[SHORT EXERCISE] Report each line of the data that has "hours" somewhere in it.

Stored data entries:
BEGIN

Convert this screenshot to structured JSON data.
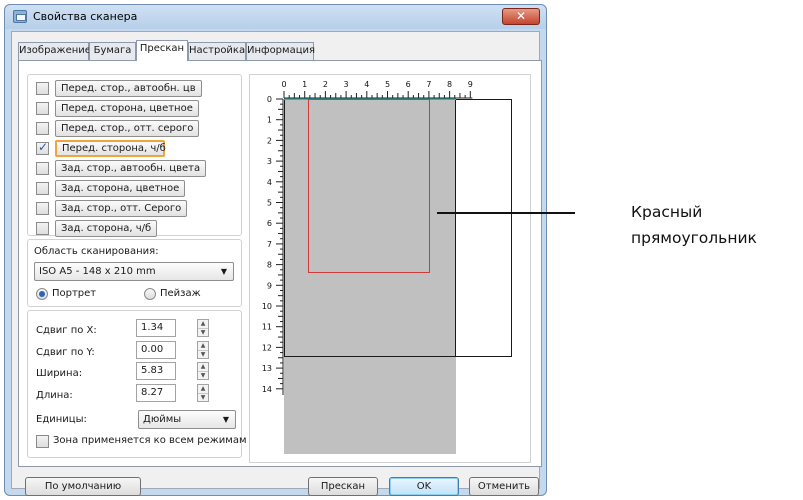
{
  "window": {
    "title": "Свойства сканера",
    "close_glyph": "✕"
  },
  "tabs": [
    "Изображение",
    "Бумага",
    "Прескан",
    "Настройка",
    "Информация"
  ],
  "active_tab": "Прескан",
  "modes": [
    {
      "label": "Перед. стор., автообн. цв",
      "checked": false
    },
    {
      "label": "Перед. сторона, цветное",
      "checked": false
    },
    {
      "label": "Перед. стор., отт. серого",
      "checked": false
    },
    {
      "label": "Перед. сторона, ч/б",
      "checked": true
    },
    {
      "label": "Зад. стор., автообн. цвета",
      "checked": false
    },
    {
      "label": "Зад. сторона, цветное",
      "checked": false
    },
    {
      "label": "Зад. стор., отт. Серого",
      "checked": false
    },
    {
      "label": "Зад. сторона, ч/б",
      "checked": false
    }
  ],
  "scan_area": {
    "label": "Область сканирования:",
    "value": "ISO A5 - 148 x 210 mm",
    "orientation": {
      "portrait": "Портрет",
      "landscape": "Пейзаж",
      "selected": "portrait"
    }
  },
  "fields": {
    "offset_x": {
      "label": "Сдвиг по X:",
      "value": "1.34"
    },
    "offset_y": {
      "label": "Сдвиг по Y:",
      "value": "0.00"
    },
    "width": {
      "label": "Ширина:",
      "value": "5.83"
    },
    "length": {
      "label": "Длина:",
      "value": "8.27"
    },
    "units": {
      "label": "Единицы:",
      "value": "Дюймы"
    },
    "apply_all": {
      "label": "Зона применяется ко всем режимам",
      "checked": false
    }
  },
  "preview": {
    "ruler_h": [
      "0",
      "1",
      "2",
      "3",
      "4",
      "5",
      "6",
      "7",
      "8",
      "9"
    ],
    "ruler_v": [
      "0",
      "1",
      "2",
      "3",
      "4",
      "5",
      "6",
      "7",
      "8",
      "9",
      "10",
      "11",
      "12",
      "13",
      "14"
    ]
  },
  "buttons": {
    "defaults": "По умолчанию",
    "prescan": "Прескан",
    "ok": "OK",
    "cancel": "Отменить"
  },
  "callout": {
    "line1": "Красный",
    "line2": "прямоугольник"
  },
  "colors": {
    "red_rect": "#d13a3a",
    "scan_area": "#c0c0c0",
    "focus": "#f0a43c",
    "close": "#c4452e"
  }
}
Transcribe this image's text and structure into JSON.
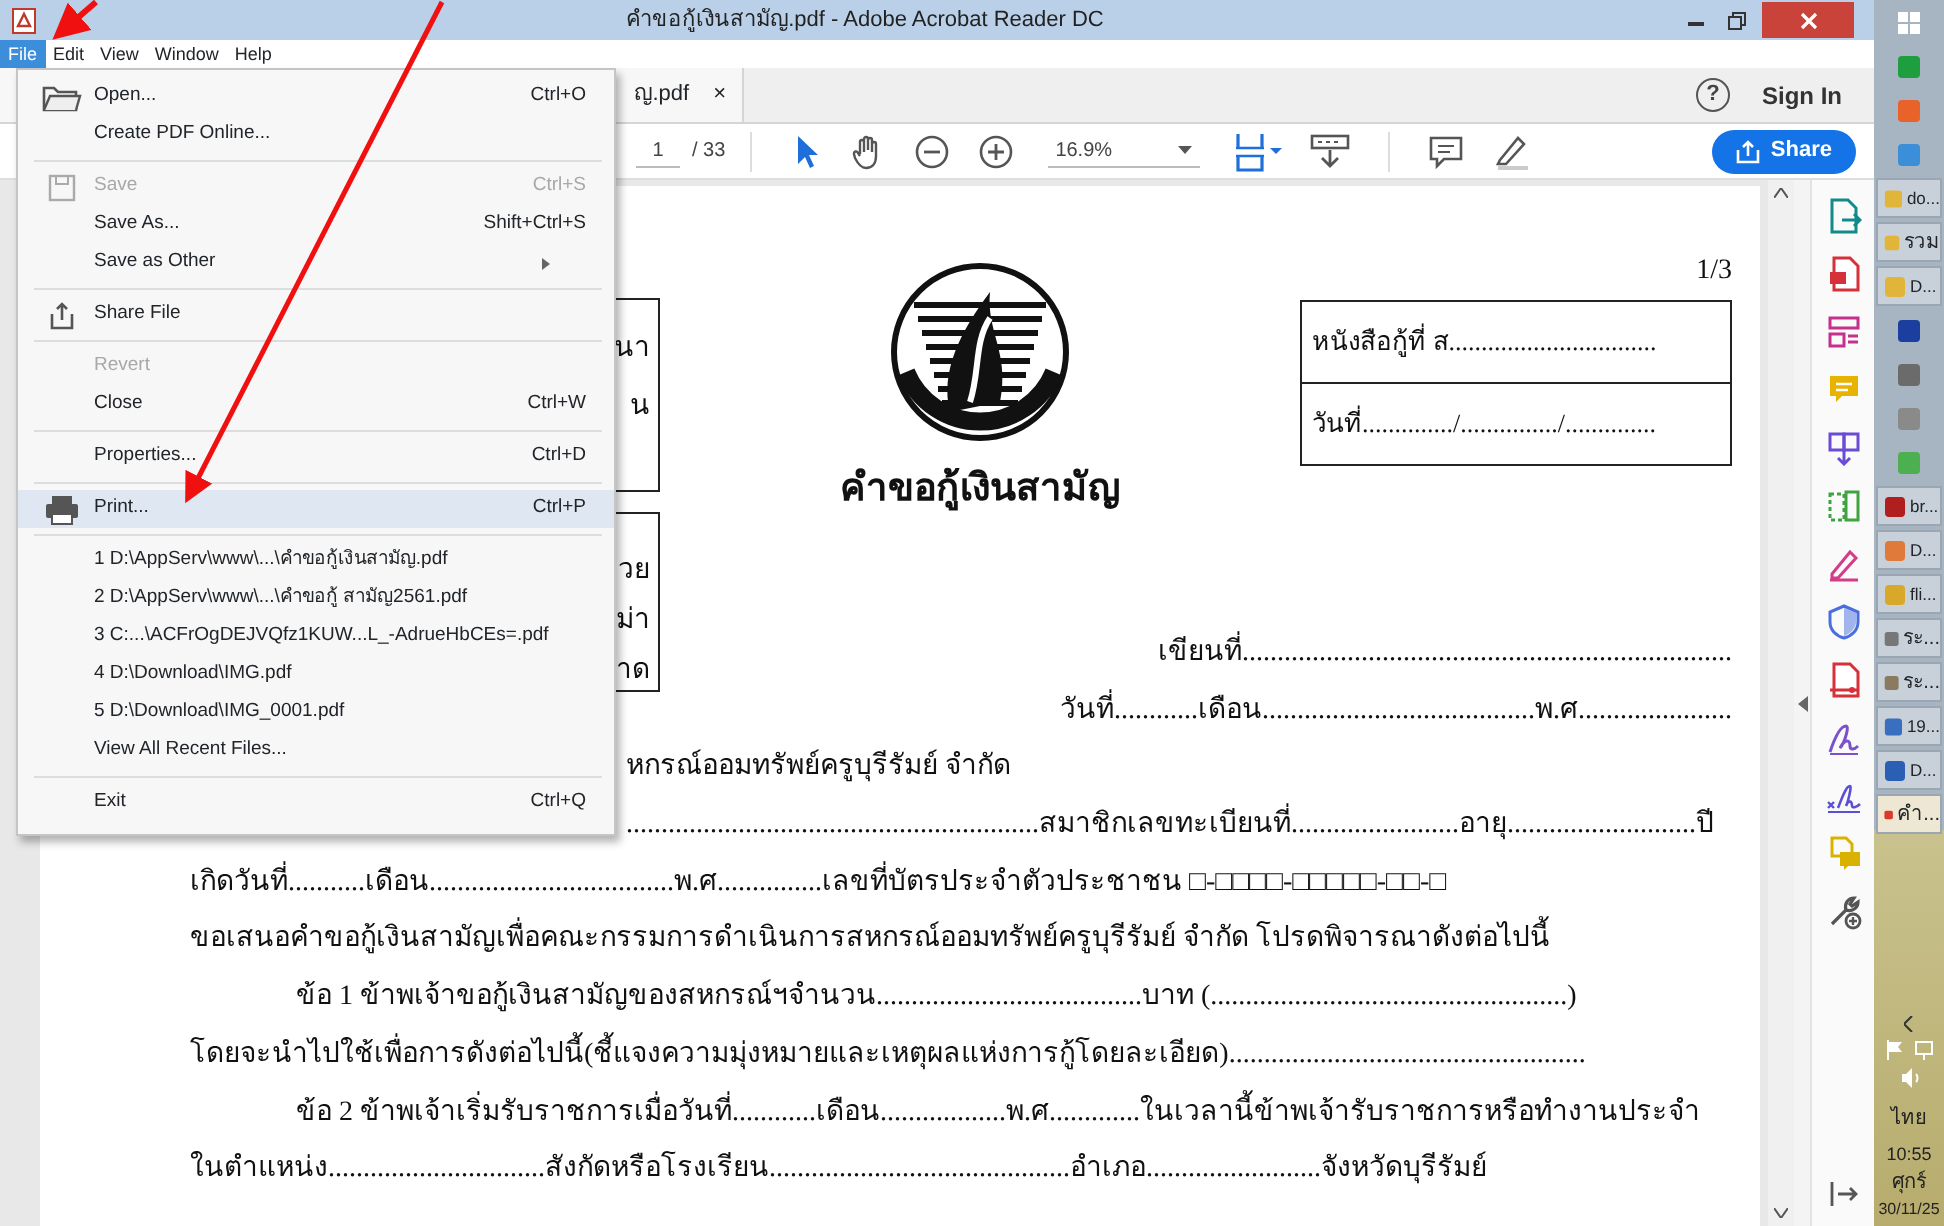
{
  "window": {
    "title": "คำขอกู้เงินสามัญ.pdf - Adobe Acrobat Reader DC"
  },
  "menubar": [
    {
      "label": "File",
      "selected": true
    },
    {
      "label": "Edit",
      "selected": false
    },
    {
      "label": "View",
      "selected": false
    },
    {
      "label": "Window",
      "selected": false
    },
    {
      "label": "Help",
      "selected": false
    }
  ],
  "tab": {
    "label": "ญ.pdf",
    "close": "×"
  },
  "account": {
    "help": "?",
    "sign_in": "Sign In"
  },
  "toolbar": {
    "page": "1",
    "page_count": "/ 33",
    "zoom": "16.9%",
    "share": "Share"
  },
  "file_menu": [
    {
      "kind": "item",
      "label": "Open...",
      "shortcut": "Ctrl+O",
      "disabled": false,
      "highlighted": false
    },
    {
      "kind": "item",
      "label": "Create PDF Online...",
      "disabled": false,
      "highlighted": false
    },
    {
      "kind": "separator"
    },
    {
      "kind": "item",
      "label": "Save",
      "shortcut": "Ctrl+S",
      "disabled": true,
      "highlighted": false
    },
    {
      "kind": "item",
      "label": "Save As...",
      "shortcut": "Shift+Ctrl+S",
      "disabled": false,
      "highlighted": false
    },
    {
      "kind": "item",
      "label": "Save as Other",
      "submenu": true,
      "disabled": false,
      "highlighted": false
    },
    {
      "kind": "separator"
    },
    {
      "kind": "item",
      "label": "Share File",
      "disabled": false,
      "highlighted": false
    },
    {
      "kind": "separator"
    },
    {
      "kind": "item",
      "label": "Revert",
      "disabled": true,
      "highlighted": false
    },
    {
      "kind": "item",
      "label": "Close",
      "shortcut": "Ctrl+W",
      "disabled": false,
      "highlighted": false
    },
    {
      "kind": "separator"
    },
    {
      "kind": "item",
      "label": "Properties...",
      "shortcut": "Ctrl+D",
      "disabled": false,
      "highlighted": false
    },
    {
      "kind": "separator"
    },
    {
      "kind": "item",
      "label": "Print...",
      "shortcut": "Ctrl+P",
      "disabled": false,
      "highlighted": true
    },
    {
      "kind": "separator"
    },
    {
      "kind": "recent",
      "label": "1 D:\\AppServ\\www\\...\\คำขอกู้เงินสามัญ.pdf",
      "disabled": false,
      "highlighted": false
    },
    {
      "kind": "recent",
      "label": "2 D:\\AppServ\\www\\...\\คำขอกู้ สามัญ2561.pdf",
      "disabled": false,
      "highlighted": false
    },
    {
      "kind": "recent",
      "label": "3 C:...\\ACFrOgDEJVQfz1KUW...L_-AdrueHbCEs=.pdf",
      "disabled": false,
      "highlighted": false
    },
    {
      "kind": "recent",
      "label": "4 D:\\Download\\IMG.pdf",
      "disabled": false,
      "highlighted": false
    },
    {
      "kind": "recent",
      "label": "5 D:\\Download\\IMG_0001.pdf",
      "disabled": false,
      "highlighted": false
    },
    {
      "kind": "item",
      "label": "View All Recent Files...",
      "disabled": false,
      "highlighted": false
    },
    {
      "kind": "separator"
    },
    {
      "kind": "item",
      "label": "Exit",
      "shortcut": "Ctrl+Q",
      "disabled": false,
      "highlighted": false
    }
  ],
  "document": {
    "page_number": "1/3",
    "left_box_top": [
      "นา",
      "น"
    ],
    "left_box_bottom": [
      "วย",
      "ม่า",
      "าด"
    ],
    "right_box": [
      "หนังสือกู้ที่ ส................................",
      "วันที่............../.............../.............."
    ],
    "title": "คำขอกู้เงินสามัญ",
    "lines": [
      {
        "kind": "right",
        "text": "เขียนที่......................................................................"
      },
      {
        "kind": "right",
        "text": "วันที่............เดือน.......................................พ.ศ......................"
      },
      {
        "kind": "partial",
        "text": "หกรณ์ออมทรัพย์ครูบุรีรัมย์  จำกัด"
      },
      {
        "kind": "partial",
        "text": "...........................................................สมาชิกเลขทะเบียนที่........................อายุ...........................ปี"
      },
      {
        "kind": "plain",
        "text": "เกิดวันที่...........เดือน...................................พ.ศ...............เลขที่บัตรประจำตัวประชาชน □-□□□□-□□□□□-□□-□"
      },
      {
        "kind": "plain",
        "text": "ขอเสนอคำขอกู้เงินสามัญเพื่อคณะกรรมการดำเนินการสหกรณ์ออมทรัพย์ครูบุรีรัมย์  จำกัด  โปรดพิจารณาดังต่อไปนี้"
      },
      {
        "kind": "indent",
        "text": "ข้อ 1  ข้าพเจ้าขอกู้เงินสามัญของสหกรณ์ฯจำนวน......................................บาท (...................................................)"
      },
      {
        "kind": "plain",
        "text": "โดยจะนำไปใช้เพื่อการดังต่อไปนี้(ชี้แจงความมุ่งหมายและเหตุผลแห่งการกู้โดยละเอียด)..................................................."
      },
      {
        "kind": "indent",
        "text": "ข้อ 2  ข้าพเจ้าเริ่มรับราชการเมื่อวันที่............เดือน..................พ.ศ.............ในเวลานี้ข้าพเจ้ารับราชการหรือทำงานประจำ"
      },
      {
        "kind": "plain",
        "text": "ในตำแหน่ง...............................สังกัดหรือโรงเรียน...........................................อำเภอ.........................จังหวัดบุรีรัมย์"
      }
    ]
  },
  "taskbar": {
    "items": [
      {
        "kind": "icon"
      },
      {
        "kind": "icon"
      },
      {
        "kind": "icon"
      },
      {
        "kind": "icon"
      },
      {
        "kind": "window",
        "label": "do...",
        "selected": false
      },
      {
        "kind": "window",
        "label": "รวม",
        "selected": false
      },
      {
        "kind": "window",
        "label": "D...",
        "selected": false
      },
      {
        "kind": "icon"
      },
      {
        "kind": "icon"
      },
      {
        "kind": "icon"
      },
      {
        "kind": "icon"
      },
      {
        "kind": "window",
        "label": "br...",
        "selected": false
      },
      {
        "kind": "window",
        "label": "D...",
        "selected": false
      },
      {
        "kind": "window",
        "label": "fli...",
        "selected": false
      },
      {
        "kind": "window",
        "label": "ระ...",
        "selected": false
      },
      {
        "kind": "window",
        "label": "ระ...",
        "selected": false
      },
      {
        "kind": "window",
        "label": "19...",
        "selected": false
      },
      {
        "kind": "window",
        "label": "D...",
        "selected": false
      },
      {
        "kind": "window",
        "label": "คำ...",
        "selected": true
      }
    ],
    "language": "ไทย",
    "time": "10:55",
    "day": "ศุกร์",
    "date": "30/11/25"
  }
}
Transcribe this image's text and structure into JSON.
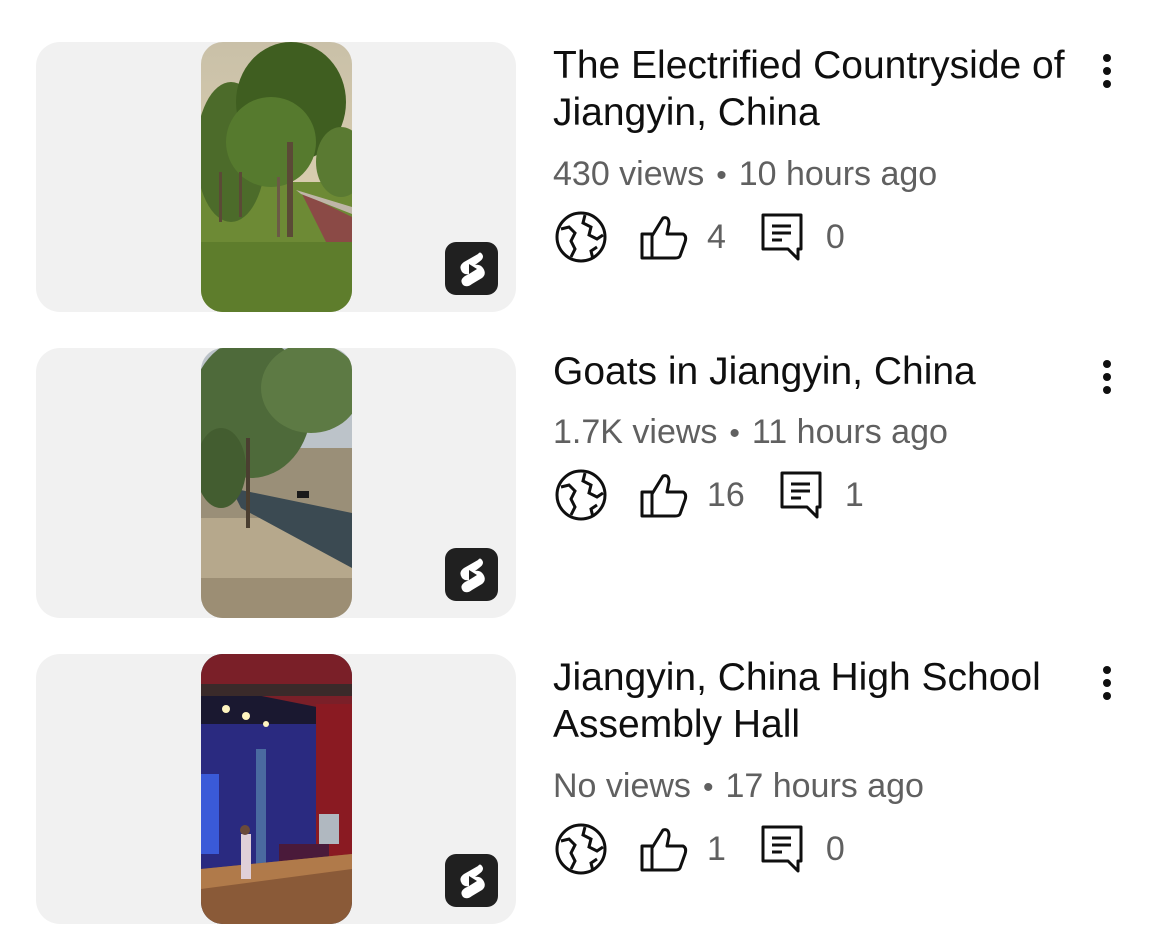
{
  "videos": [
    {
      "title": "The Electrified Countryside of Jiangyin, China",
      "views": "430 views",
      "age": "10 hours ago",
      "visibility_icon": "globe-icon",
      "likes": "4",
      "comments": "0"
    },
    {
      "title": "Goats in Jiangyin, China",
      "views": "1.7K views",
      "age": "11 hours ago",
      "visibility_icon": "globe-icon",
      "likes": "16",
      "comments": "1"
    },
    {
      "title": "Jiangyin, China High School Assembly Hall",
      "views": "No views",
      "age": "17 hours ago",
      "visibility_icon": "globe-icon",
      "likes": "1",
      "comments": "0"
    }
  ],
  "separator": "•",
  "colors": {
    "card_background": "#f1f1f1",
    "badge_background": "#202020",
    "secondary_text": "#606060",
    "primary_text": "#0f0f0f"
  }
}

END

[OUTPUT BELOW]
      "age": "10 hours ago",
      "age": "11 hours ago",
      "age": "17 hours ago",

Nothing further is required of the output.